WORK ORDER
Read the entries below and pull out each line with the string "organic".

┄┄┄┄┄┄

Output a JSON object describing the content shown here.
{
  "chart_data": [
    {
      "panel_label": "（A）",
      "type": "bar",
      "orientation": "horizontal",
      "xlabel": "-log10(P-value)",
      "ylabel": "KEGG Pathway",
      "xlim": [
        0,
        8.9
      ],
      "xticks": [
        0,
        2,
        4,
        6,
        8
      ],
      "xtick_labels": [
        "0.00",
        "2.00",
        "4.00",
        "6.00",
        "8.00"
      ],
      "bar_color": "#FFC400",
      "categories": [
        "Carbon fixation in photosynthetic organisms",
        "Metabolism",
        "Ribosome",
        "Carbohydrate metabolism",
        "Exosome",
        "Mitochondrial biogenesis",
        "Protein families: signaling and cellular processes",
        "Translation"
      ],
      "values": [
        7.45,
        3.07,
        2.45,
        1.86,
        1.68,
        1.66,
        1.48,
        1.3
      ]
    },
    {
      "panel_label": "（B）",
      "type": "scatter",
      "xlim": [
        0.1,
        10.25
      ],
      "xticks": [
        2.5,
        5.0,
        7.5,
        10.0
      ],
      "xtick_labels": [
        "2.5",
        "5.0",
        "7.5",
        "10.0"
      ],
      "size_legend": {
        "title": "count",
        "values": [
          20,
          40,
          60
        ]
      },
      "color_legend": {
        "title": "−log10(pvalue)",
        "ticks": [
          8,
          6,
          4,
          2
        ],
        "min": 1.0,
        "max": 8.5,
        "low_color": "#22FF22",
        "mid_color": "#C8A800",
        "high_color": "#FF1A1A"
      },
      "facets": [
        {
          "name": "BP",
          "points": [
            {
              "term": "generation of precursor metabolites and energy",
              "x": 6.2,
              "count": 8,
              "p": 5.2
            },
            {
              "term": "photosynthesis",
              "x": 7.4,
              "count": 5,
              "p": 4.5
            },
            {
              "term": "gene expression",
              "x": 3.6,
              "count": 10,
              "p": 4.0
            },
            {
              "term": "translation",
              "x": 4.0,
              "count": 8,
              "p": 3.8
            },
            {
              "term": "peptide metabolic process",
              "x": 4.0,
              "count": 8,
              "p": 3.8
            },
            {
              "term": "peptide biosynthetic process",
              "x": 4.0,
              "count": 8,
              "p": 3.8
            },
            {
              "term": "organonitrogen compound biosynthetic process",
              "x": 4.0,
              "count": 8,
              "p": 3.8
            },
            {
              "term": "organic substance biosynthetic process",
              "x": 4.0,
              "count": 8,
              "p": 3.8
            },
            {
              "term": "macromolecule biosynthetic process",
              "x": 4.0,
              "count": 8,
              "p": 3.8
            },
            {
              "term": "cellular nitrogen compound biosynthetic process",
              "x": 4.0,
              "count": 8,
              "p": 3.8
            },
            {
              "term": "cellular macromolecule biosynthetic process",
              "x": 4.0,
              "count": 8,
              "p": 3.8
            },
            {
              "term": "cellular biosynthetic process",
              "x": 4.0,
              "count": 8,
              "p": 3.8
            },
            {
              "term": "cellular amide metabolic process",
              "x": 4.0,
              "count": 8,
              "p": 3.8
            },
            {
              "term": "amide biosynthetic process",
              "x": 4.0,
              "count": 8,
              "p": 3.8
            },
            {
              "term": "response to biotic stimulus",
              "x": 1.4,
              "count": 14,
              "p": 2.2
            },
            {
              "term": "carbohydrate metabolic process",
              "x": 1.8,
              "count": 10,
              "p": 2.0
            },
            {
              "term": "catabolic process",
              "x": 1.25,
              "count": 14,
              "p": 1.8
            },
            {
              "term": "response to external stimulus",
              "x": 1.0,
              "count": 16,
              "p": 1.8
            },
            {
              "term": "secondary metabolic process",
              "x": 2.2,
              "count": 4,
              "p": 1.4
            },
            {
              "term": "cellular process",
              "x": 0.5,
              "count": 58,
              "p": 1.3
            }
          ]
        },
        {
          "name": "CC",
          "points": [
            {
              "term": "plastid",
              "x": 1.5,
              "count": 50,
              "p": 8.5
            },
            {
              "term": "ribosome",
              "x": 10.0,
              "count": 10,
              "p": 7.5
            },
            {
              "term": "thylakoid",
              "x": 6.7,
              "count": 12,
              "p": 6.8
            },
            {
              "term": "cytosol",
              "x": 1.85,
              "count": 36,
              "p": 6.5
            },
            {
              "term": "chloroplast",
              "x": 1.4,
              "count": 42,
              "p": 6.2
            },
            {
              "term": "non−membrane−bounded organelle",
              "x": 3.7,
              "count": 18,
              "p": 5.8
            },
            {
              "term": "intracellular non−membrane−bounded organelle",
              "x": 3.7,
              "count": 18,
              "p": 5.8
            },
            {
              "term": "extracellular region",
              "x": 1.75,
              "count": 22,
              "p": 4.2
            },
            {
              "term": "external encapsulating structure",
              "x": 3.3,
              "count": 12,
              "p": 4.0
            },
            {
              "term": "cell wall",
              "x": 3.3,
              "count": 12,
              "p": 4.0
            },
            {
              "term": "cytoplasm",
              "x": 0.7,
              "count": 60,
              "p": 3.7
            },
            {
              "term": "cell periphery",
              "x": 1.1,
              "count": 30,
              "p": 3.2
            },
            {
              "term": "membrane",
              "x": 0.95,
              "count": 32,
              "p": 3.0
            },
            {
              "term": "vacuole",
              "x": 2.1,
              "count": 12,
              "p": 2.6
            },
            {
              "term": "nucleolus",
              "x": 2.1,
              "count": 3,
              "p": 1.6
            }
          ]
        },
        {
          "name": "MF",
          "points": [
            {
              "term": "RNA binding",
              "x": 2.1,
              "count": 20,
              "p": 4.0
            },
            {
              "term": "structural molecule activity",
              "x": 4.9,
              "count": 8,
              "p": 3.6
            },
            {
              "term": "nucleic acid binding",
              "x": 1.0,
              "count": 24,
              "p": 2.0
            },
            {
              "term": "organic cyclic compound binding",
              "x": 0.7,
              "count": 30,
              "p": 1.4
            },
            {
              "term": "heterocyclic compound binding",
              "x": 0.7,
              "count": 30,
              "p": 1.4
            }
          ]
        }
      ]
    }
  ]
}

┄┄┄┄┄┄

EXERCISE SOLUTION
              "term": "organic substance biosynthetic process",
              "term": "organic cyclic compound binding",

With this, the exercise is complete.